**Extract to read**
.....
Bullock waited so long because he had to wrap up gubernatorial duties last week that included signing or vetoing roughly 300 bills passed by the state legislature, reports CBS News correspondent Ed O'Keefe. He said it's that executive experience – and the fact that he is a Democratic governor in a state President Trump won in 2016 – that sets him apart in a crowded field.
"I'm the only one that actually won in a Trump state. I was on the ballot when Trump got elected. He took Montana by 20. I won by four," Bullock told O'Keefe in his first television interview as a 2020 candidate.
The two-term governor said it's his ability to reach across the aisle that separates him from his Democratic opponents.
"I've also been able to really bridge divides here. My legislature's always been 60 percent Republican," Bullock said.
In a field of 23 contenders, it'll be an uphill battle for Bullock to break through. To qualify for the first Democratic presidential debates just over a month away, he'll have to register at least 1% support in 3 separate polls, or find 65,000 unique campaign donors across at least 20 states.
.....
Write out the passage from the text about Bullock's campaign, starting with "The two-term governor" and going on through "least 20 states.". The listing has no connection to the text about Bullock's campaign.
.....
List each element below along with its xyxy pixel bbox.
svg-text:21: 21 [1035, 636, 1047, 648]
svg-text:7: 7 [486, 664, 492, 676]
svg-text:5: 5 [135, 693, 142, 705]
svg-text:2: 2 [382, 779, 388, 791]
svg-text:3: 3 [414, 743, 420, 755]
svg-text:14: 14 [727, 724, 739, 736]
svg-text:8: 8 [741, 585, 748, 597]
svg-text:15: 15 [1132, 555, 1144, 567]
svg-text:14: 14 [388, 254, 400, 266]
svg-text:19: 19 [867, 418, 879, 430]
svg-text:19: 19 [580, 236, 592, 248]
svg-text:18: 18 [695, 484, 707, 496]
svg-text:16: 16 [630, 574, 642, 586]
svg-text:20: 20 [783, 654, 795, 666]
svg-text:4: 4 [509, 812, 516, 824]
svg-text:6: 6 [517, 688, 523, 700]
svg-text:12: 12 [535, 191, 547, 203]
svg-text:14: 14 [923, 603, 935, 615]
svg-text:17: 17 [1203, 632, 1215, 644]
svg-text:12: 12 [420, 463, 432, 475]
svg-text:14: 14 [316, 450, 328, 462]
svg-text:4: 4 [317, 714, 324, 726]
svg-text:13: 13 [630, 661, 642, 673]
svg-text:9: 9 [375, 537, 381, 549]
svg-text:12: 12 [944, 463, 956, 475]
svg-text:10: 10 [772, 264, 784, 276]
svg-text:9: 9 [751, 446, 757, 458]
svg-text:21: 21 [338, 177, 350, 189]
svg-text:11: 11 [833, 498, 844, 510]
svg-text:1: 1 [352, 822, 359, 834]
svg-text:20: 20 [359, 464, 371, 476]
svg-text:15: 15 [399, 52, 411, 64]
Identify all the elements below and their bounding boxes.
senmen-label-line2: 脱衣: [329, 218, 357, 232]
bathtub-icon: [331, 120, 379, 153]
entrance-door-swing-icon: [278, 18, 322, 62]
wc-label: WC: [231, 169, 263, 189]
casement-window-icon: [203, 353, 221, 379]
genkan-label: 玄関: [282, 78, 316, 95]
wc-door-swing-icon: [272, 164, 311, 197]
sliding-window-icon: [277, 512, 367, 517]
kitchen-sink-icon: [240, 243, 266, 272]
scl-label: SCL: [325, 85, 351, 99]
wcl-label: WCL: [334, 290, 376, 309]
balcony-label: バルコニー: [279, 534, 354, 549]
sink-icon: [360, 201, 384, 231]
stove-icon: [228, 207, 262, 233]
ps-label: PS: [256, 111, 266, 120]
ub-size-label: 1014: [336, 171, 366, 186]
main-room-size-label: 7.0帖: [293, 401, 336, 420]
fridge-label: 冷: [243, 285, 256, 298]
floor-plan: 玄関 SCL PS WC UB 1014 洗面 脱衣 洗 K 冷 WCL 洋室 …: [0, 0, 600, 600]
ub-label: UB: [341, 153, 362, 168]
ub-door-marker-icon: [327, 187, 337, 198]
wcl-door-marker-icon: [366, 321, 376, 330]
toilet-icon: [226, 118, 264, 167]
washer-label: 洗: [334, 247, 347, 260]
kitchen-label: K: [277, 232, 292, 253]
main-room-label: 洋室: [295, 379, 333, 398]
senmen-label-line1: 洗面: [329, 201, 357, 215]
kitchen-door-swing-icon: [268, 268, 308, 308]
.....
**Solution to the problem**
The two-term governor said it's his ability to reach across the aisle that separates him from his Democratic opponents.
"I've also been able to really bridge divides here. My legislature's always been 60 percent Republican," Bullock said.
In a field of 23 contenders, it'll be an uphill battle for Bullock to break through. To qualify for the first Democratic presidential debates just over a month away, he'll have to register at least 1% support in 3 separate polls, or find 65,000 unique campaign donors across at least 20 states.